## YOUR OBJECTIVE
Transcribe every entry word for word, but skip the images.
○ ○ ○ ○
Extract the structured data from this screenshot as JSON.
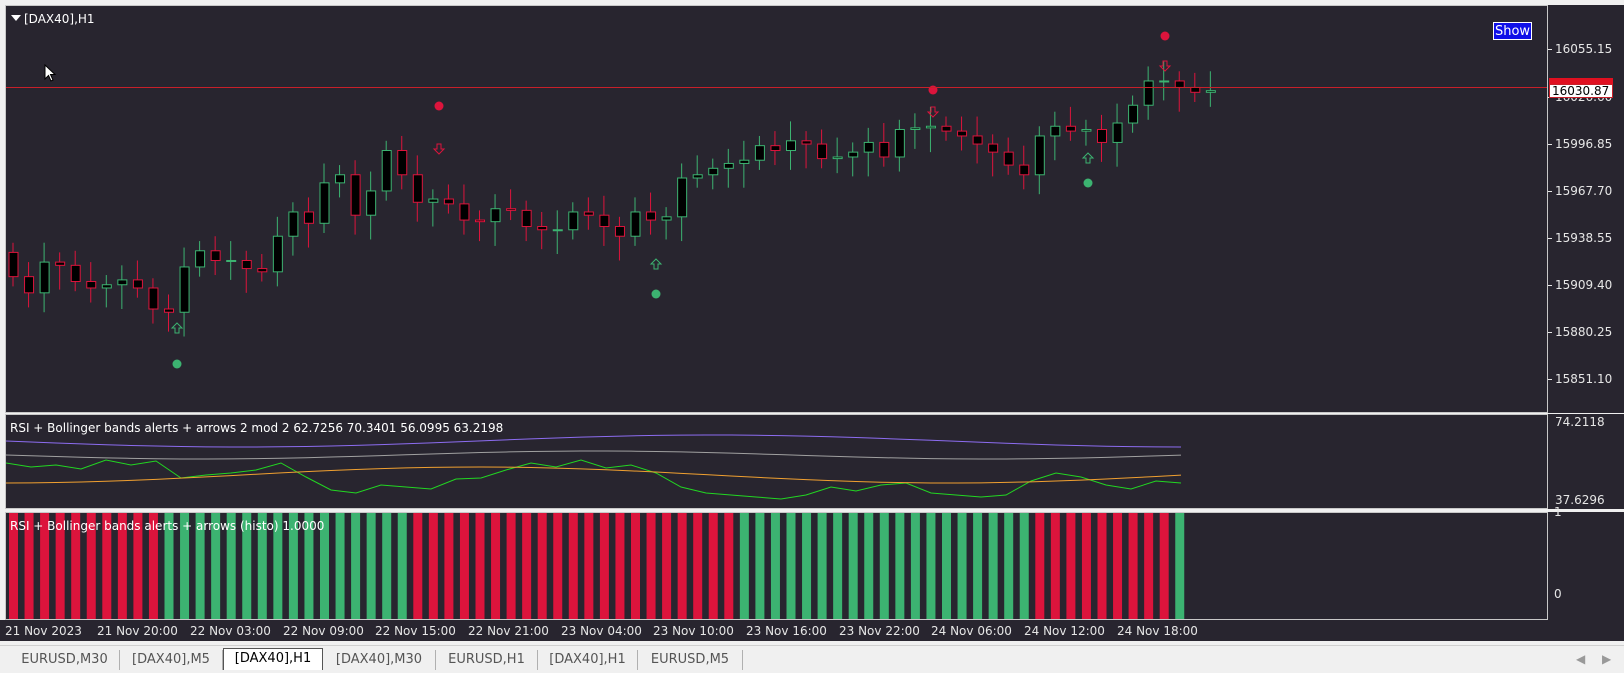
{
  "chart": {
    "symbol_label": "[DAX40],H1",
    "show_button_label": "Show",
    "current_price": "16030.87",
    "price_axis": [
      "16055.15",
      "16026.60",
      "15996.85",
      "15967.70",
      "15938.55",
      "15909.40",
      "15880.25",
      "15851.10"
    ],
    "colors": {
      "bull": "#3cb371",
      "bear": "#dc143c",
      "background": "#28252f",
      "price_line": "#c8202a"
    }
  },
  "rsi_indicator": {
    "title": "RSI + Bollinger bands alerts + arrows 2 mod 2 62.7256 70.3401 56.0995 63.2198",
    "axis_top": "74.2118",
    "axis_bottom": "37.6296"
  },
  "histo_indicator": {
    "title": "RSI + Bollinger bands alerts + arrows (histo) 1.0000",
    "axis_top": "1",
    "axis_bottom": "0"
  },
  "time_axis": [
    "21 Nov 2023",
    "21 Nov 20:00",
    "22 Nov 03:00",
    "22 Nov 09:00",
    "22 Nov 15:00",
    "22 Nov 21:00",
    "23 Nov 04:00",
    "23 Nov 10:00",
    "23 Nov 16:00",
    "23 Nov 22:00",
    "24 Nov 06:00",
    "24 Nov 12:00",
    "24 Nov 18:00"
  ],
  "tabs": [
    {
      "label": "EURUSD,M30",
      "active": false
    },
    {
      "label": "[DAX40],M5",
      "active": false
    },
    {
      "label": "[DAX40],H1",
      "active": true
    },
    {
      "label": "[DAX40],M30",
      "active": false
    },
    {
      "label": "EURUSD,H1",
      "active": false
    },
    {
      "label": "[DAX40],H1",
      "active": false
    },
    {
      "label": "EURUSD,M5",
      "active": false
    }
  ],
  "chart_data": {
    "type": "candlestick",
    "closes": [
      15915,
      15905,
      15924,
      15922,
      15912,
      15908,
      15910,
      15913,
      15908,
      15895,
      15893,
      15921,
      15931,
      15925,
      15925,
      15920,
      15918,
      15940,
      15955,
      15948,
      15973,
      15978,
      15953,
      15968,
      15993,
      15978,
      15961,
      15963,
      15960,
      15950,
      15949,
      15957,
      15956,
      15946,
      15944,
      15944,
      15955,
      15953,
      15946,
      15940,
      15955,
      15950,
      15952,
      15976,
      15978,
      15982,
      15985,
      15987,
      15996,
      15993,
      15999,
      15997,
      15988,
      15989,
      15992,
      15998,
      15989,
      16006,
      16007,
      16008,
      16005,
      16002,
      15997,
      15992,
      15984,
      15978,
      16002,
      16008,
      16005,
      16006,
      15998,
      16010,
      16021,
      16036,
      16036,
      16032,
      16029,
      16030
    ],
    "volume_bars_histo_colors": "bull/bear alternating per bar"
  }
}
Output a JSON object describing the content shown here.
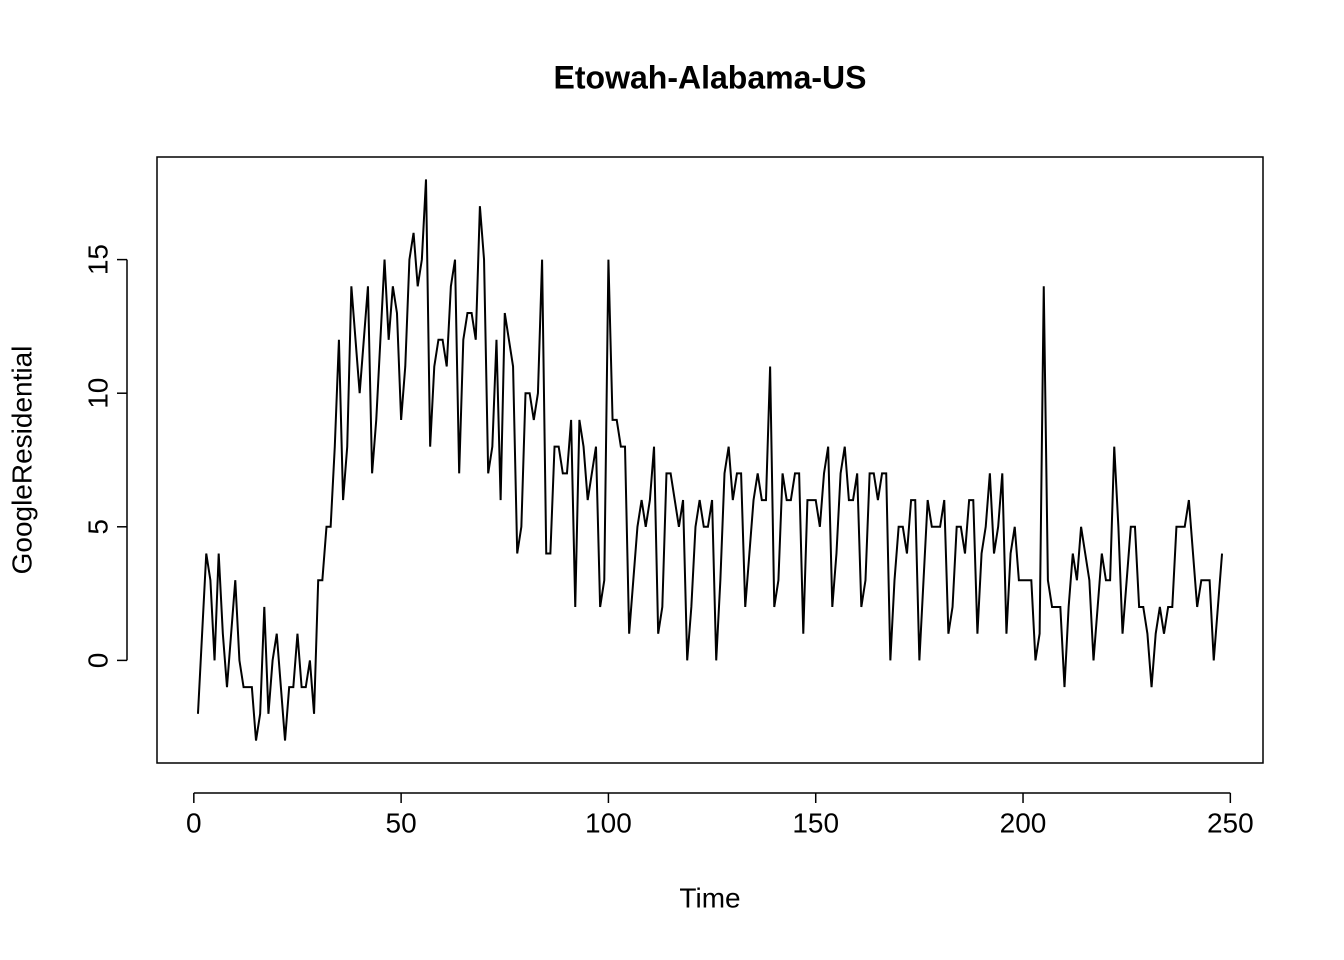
{
  "chart_data": {
    "type": "line",
    "title": "Etowah-Alabama-US",
    "x_label": "Time",
    "y_label": "GoogleResidential",
    "x": [
      1,
      2,
      3,
      4,
      5,
      6,
      7,
      8,
      9,
      10,
      11,
      12,
      13,
      14,
      15,
      16,
      17,
      18,
      19,
      20,
      21,
      22,
      23,
      24,
      25,
      26,
      27,
      28,
      29,
      30,
      31,
      32,
      33,
      34,
      35,
      36,
      37,
      38,
      39,
      40,
      41,
      42,
      43,
      44,
      45,
      46,
      47,
      48,
      49,
      50,
      51,
      52,
      53,
      54,
      55,
      56,
      57,
      58,
      59,
      60,
      61,
      62,
      63,
      64,
      65,
      66,
      67,
      68,
      69,
      70,
      71,
      72,
      73,
      74,
      75,
      76,
      77,
      78,
      79,
      80,
      81,
      82,
      83,
      84,
      85,
      86,
      87,
      88,
      89,
      90,
      91,
      92,
      93,
      94,
      95,
      96,
      97,
      98,
      99,
      100,
      101,
      102,
      103,
      104,
      105,
      106,
      107,
      108,
      109,
      110,
      111,
      112,
      113,
      114,
      115,
      116,
      117,
      118,
      119,
      120,
      121,
      122,
      123,
      124,
      125,
      126,
      127,
      128,
      129,
      130,
      131,
      132,
      133,
      134,
      135,
      136,
      137,
      138,
      139,
      140,
      141,
      142,
      143,
      144,
      145,
      146,
      147,
      148,
      149,
      150,
      151,
      152,
      153,
      154,
      155,
      156,
      157,
      158,
      159,
      160,
      161,
      162,
      163,
      164,
      165,
      166,
      167,
      168,
      169,
      170,
      171,
      172,
      173,
      174,
      175,
      176,
      177,
      178,
      179,
      180,
      181,
      182,
      183,
      184,
      185,
      186,
      187,
      188,
      189,
      190,
      191,
      192,
      193,
      194,
      195,
      196,
      197,
      198,
      199,
      200,
      201,
      202,
      203,
      204,
      205,
      206,
      207,
      208,
      209,
      210,
      211,
      212,
      213,
      214,
      215,
      216,
      217,
      218,
      219,
      220,
      221,
      222,
      223,
      224,
      225,
      226,
      227,
      228,
      229,
      230,
      231,
      232,
      233,
      234,
      235,
      236,
      237,
      238,
      239,
      240,
      241,
      242,
      243,
      244,
      245,
      246,
      247,
      248
    ],
    "values": [
      -2,
      1,
      4,
      3,
      0,
      4,
      1,
      -1,
      1,
      3,
      0,
      -1,
      -1,
      -1,
      -3,
      -2,
      2,
      -2,
      0,
      1,
      -1,
      -3,
      -1,
      -1,
      1,
      -1,
      -1,
      0,
      -2,
      3,
      3,
      5,
      5,
      8,
      12,
      6,
      8,
      14,
      12,
      10,
      12,
      14,
      7,
      9,
      12,
      15,
      12,
      14,
      13,
      9,
      11,
      15,
      16,
      14,
      15,
      18,
      8,
      11,
      12,
      12,
      11,
      14,
      15,
      7,
      12,
      13,
      13,
      12,
      17,
      15,
      7,
      8,
      12,
      6,
      13,
      12,
      11,
      4,
      5,
      10,
      10,
      9,
      10,
      15,
      4,
      4,
      8,
      8,
      7,
      7,
      9,
      2,
      9,
      8,
      6,
      7,
      8,
      2,
      3,
      15,
      9,
      9,
      8,
      8,
      1,
      3,
      5,
      6,
      5,
      6,
      8,
      1,
      2,
      7,
      7,
      6,
      5,
      6,
      0,
      2,
      5,
      6,
      5,
      5,
      6,
      0,
      3,
      7,
      8,
      6,
      7,
      7,
      2,
      4,
      6,
      7,
      6,
      6,
      11,
      2,
      3,
      7,
      6,
      6,
      7,
      7,
      1,
      6,
      6,
      6,
      5,
      7,
      8,
      2,
      4,
      7,
      8,
      6,
      6,
      7,
      2,
      3,
      7,
      7,
      6,
      7,
      7,
      0,
      3,
      5,
      5,
      4,
      6,
      6,
      0,
      3,
      6,
      5,
      5,
      5,
      6,
      1,
      2,
      5,
      5,
      4,
      6,
      6,
      1,
      4,
      5,
      7,
      4,
      5,
      7,
      1,
      4,
      5,
      3,
      3,
      3,
      3,
      0,
      1,
      14,
      3,
      2,
      2,
      2,
      -1,
      2,
      4,
      3,
      5,
      4,
      3,
      0,
      2,
      4,
      3,
      3,
      8,
      5,
      1,
      3,
      5,
      5,
      2,
      2,
      1,
      -1,
      1,
      2,
      1,
      2,
      2,
      5,
      5,
      5,
      6,
      4,
      2,
      3,
      3,
      3,
      0,
      2,
      4
    ],
    "color": "#000000",
    "xlim": [
      -8.88,
      257.88
    ],
    "ylim": [
      -3.84,
      18.84
    ],
    "xticks": [
      0,
      50,
      100,
      150,
      200,
      250
    ],
    "yticks": [
      0,
      5,
      10,
      15
    ]
  }
}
○ ○ ○ ○
## WRITTEN RESPONSE
Extract the structured data from this screenshot as JSON.
{
  "chart": {
    "symbol_label": "[DAX40],H1",
    "show_button_label": "Show",
    "current_price": "16030.87",
    "price_axis": [
      "16055.15",
      "16026.60",
      "15996.85",
      "15967.70",
      "15938.55",
      "15909.40",
      "15880.25",
      "15851.10"
    ],
    "colors": {
      "bull": "#3cb371",
      "bear": "#dc143c",
      "background": "#28252f",
      "price_line": "#c8202a"
    }
  },
  "rsi_indicator": {
    "title": "RSI + Bollinger bands alerts + arrows 2 mod 2 62.7256 70.3401 56.0995 63.2198",
    "axis_top": "74.2118",
    "axis_bottom": "37.6296"
  },
  "histo_indicator": {
    "title": "RSI + Bollinger bands alerts + arrows (histo) 1.0000",
    "axis_top": "1",
    "axis_bottom": "0"
  },
  "time_axis": [
    "21 Nov 2023",
    "21 Nov 20:00",
    "22 Nov 03:00",
    "22 Nov 09:00",
    "22 Nov 15:00",
    "22 Nov 21:00",
    "23 Nov 04:00",
    "23 Nov 10:00",
    "23 Nov 16:00",
    "23 Nov 22:00",
    "24 Nov 06:00",
    "24 Nov 12:00",
    "24 Nov 18:00"
  ],
  "tabs": [
    {
      "label": "EURUSD,M30",
      "active": false
    },
    {
      "label": "[DAX40],M5",
      "active": false
    },
    {
      "label": "[DAX40],H1",
      "active": true
    },
    {
      "label": "[DAX40],M30",
      "active": false
    },
    {
      "label": "EURUSD,H1",
      "active": false
    },
    {
      "label": "[DAX40],H1",
      "active": false
    },
    {
      "label": "EURUSD,M5",
      "active": false
    }
  ],
  "chart_data": {
    "type": "candlestick",
    "closes": [
      15915,
      15905,
      15924,
      15922,
      15912,
      15908,
      15910,
      15913,
      15908,
      15895,
      15893,
      15921,
      15931,
      15925,
      15925,
      15920,
      15918,
      15940,
      15955,
      15948,
      15973,
      15978,
      15953,
      15968,
      15993,
      15978,
      15961,
      15963,
      15960,
      15950,
      15949,
      15957,
      15956,
      15946,
      15944,
      15944,
      15955,
      15953,
      15946,
      15940,
      15955,
      15950,
      15952,
      15976,
      15978,
      15982,
      15985,
      15987,
      15996,
      15993,
      15999,
      15997,
      15988,
      15989,
      15992,
      15998,
      15989,
      16006,
      16007,
      16008,
      16005,
      16002,
      15997,
      15992,
      15984,
      15978,
      16002,
      16008,
      16005,
      16006,
      15998,
      16010,
      16021,
      16036,
      16036,
      16032,
      16029,
      16030
    ],
    "volume_bars_histo_colors": "bull/bear alternating per bar"
  }
}
Output a JSON object describing the content shown here.
{
  "chart_data": {
    "type": "line",
    "title": "Etowah-Alabama-US",
    "x_label": "Time",
    "y_label": "GoogleResidential",
    "x": [
      1,
      2,
      3,
      4,
      5,
      6,
      7,
      8,
      9,
      10,
      11,
      12,
      13,
      14,
      15,
      16,
      17,
      18,
      19,
      20,
      21,
      22,
      23,
      24,
      25,
      26,
      27,
      28,
      29,
      30,
      31,
      32,
      33,
      34,
      35,
      36,
      37,
      38,
      39,
      40,
      41,
      42,
      43,
      44,
      45,
      46,
      47,
      48,
      49,
      50,
      51,
      52,
      53,
      54,
      55,
      56,
      57,
      58,
      59,
      60,
      61,
      62,
      63,
      64,
      65,
      66,
      67,
      68,
      69,
      70,
      71,
      72,
      73,
      74,
      75,
      76,
      77,
      78,
      79,
      80,
      81,
      82,
      83,
      84,
      85,
      86,
      87,
      88,
      89,
      90,
      91,
      92,
      93,
      94,
      95,
      96,
      97,
      98,
      99,
      100,
      101,
      102,
      103,
      104,
      105,
      106,
      107,
      108,
      109,
      110,
      111,
      112,
      113,
      114,
      115,
      116,
      117,
      118,
      119,
      120,
      121,
      122,
      123,
      124,
      125,
      126,
      127,
      128,
      129,
      130,
      131,
      132,
      133,
      134,
      135,
      136,
      137,
      138,
      139,
      140,
      141,
      142,
      143,
      144,
      145,
      146,
      147,
      148,
      149,
      150,
      151,
      152,
      153,
      154,
      155,
      156,
      157,
      158,
      159,
      160,
      161,
      162,
      163,
      164,
      165,
      166,
      167,
      168,
      169,
      170,
      171,
      172,
      173,
      174,
      175,
      176,
      177,
      178,
      179,
      180,
      181,
      182,
      183,
      184,
      185,
      186,
      187,
      188,
      189,
      190,
      191,
      192,
      193,
      194,
      195,
      196,
      197,
      198,
      199,
      200,
      201,
      202,
      203,
      204,
      205,
      206,
      207,
      208,
      209,
      210,
      211,
      212,
      213,
      214,
      215,
      216,
      217,
      218,
      219,
      220,
      221,
      222,
      223,
      224,
      225,
      226,
      227,
      228,
      229,
      230,
      231,
      232,
      233,
      234,
      235,
      236,
      237,
      238,
      239,
      240,
      241,
      242,
      243,
      244,
      245,
      246,
      247,
      248
    ],
    "values": [
      -2,
      1,
      4,
      3,
      0,
      4,
      1,
      -1,
      1,
      3,
      0,
      -1,
      -1,
      -1,
      -3,
      -2,
      2,
      -2,
      0,
      1,
      -1,
      -3,
      -1,
      -1,
      1,
      -1,
      -1,
      0,
      -2,
      3,
      3,
      5,
      5,
      8,
      12,
      6,
      8,
      14,
      12,
      10,
      12,
      14,
      7,
      9,
      12,
      15,
      12,
      14,
      13,
      9,
      11,
      15,
      16,
      14,
      15,
      18,
      8,
      11,
      12,
      12,
      11,
      14,
      15,
      7,
      12,
      13,
      13,
      12,
      17,
      15,
      7,
      8,
      12,
      6,
      13,
      12,
      11,
      4,
      5,
      10,
      10,
      9,
      10,
      15,
      4,
      4,
      8,
      8,
      7,
      7,
      9,
      2,
      9,
      8,
      6,
      7,
      8,
      2,
      3,
      15,
      9,
      9,
      8,
      8,
      1,
      3,
      5,
      6,
      5,
      6,
      8,
      1,
      2,
      7,
      7,
      6,
      5,
      6,
      0,
      2,
      5,
      6,
      5,
      5,
      6,
      0,
      3,
      7,
      8,
      6,
      7,
      7,
      2,
      4,
      6,
      7,
      6,
      6,
      11,
      2,
      3,
      7,
      6,
      6,
      7,
      7,
      1,
      6,
      6,
      6,
      5,
      7,
      8,
      2,
      4,
      7,
      8,
      6,
      6,
      7,
      2,
      3,
      7,
      7,
      6,
      7,
      7,
      0,
      3,
      5,
      5,
      4,
      6,
      6,
      0,
      3,
      6,
      5,
      5,
      5,
      6,
      1,
      2,
      5,
      5,
      4,
      6,
      6,
      1,
      4,
      5,
      7,
      4,
      5,
      7,
      1,
      4,
      5,
      3,
      3,
      3,
      3,
      0,
      1,
      14,
      3,
      2,
      2,
      2,
      -1,
      2,
      4,
      3,
      5,
      4,
      3,
      0,
      2,
      4,
      3,
      3,
      8,
      5,
      1,
      3,
      5,
      5,
      2,
      2,
      1,
      -1,
      1,
      2,
      1,
      2,
      2,
      5,
      5,
      5,
      6,
      4,
      2,
      3,
      3,
      3,
      0,
      2,
      4
    ],
    "color": "#000000",
    "xlim": [
      -8.88,
      257.88
    ],
    "ylim": [
      -3.84,
      18.84
    ],
    "xticks": [
      0,
      50,
      100,
      150,
      200,
      250
    ],
    "yticks": [
      0,
      5,
      10,
      15
    ]
  }
}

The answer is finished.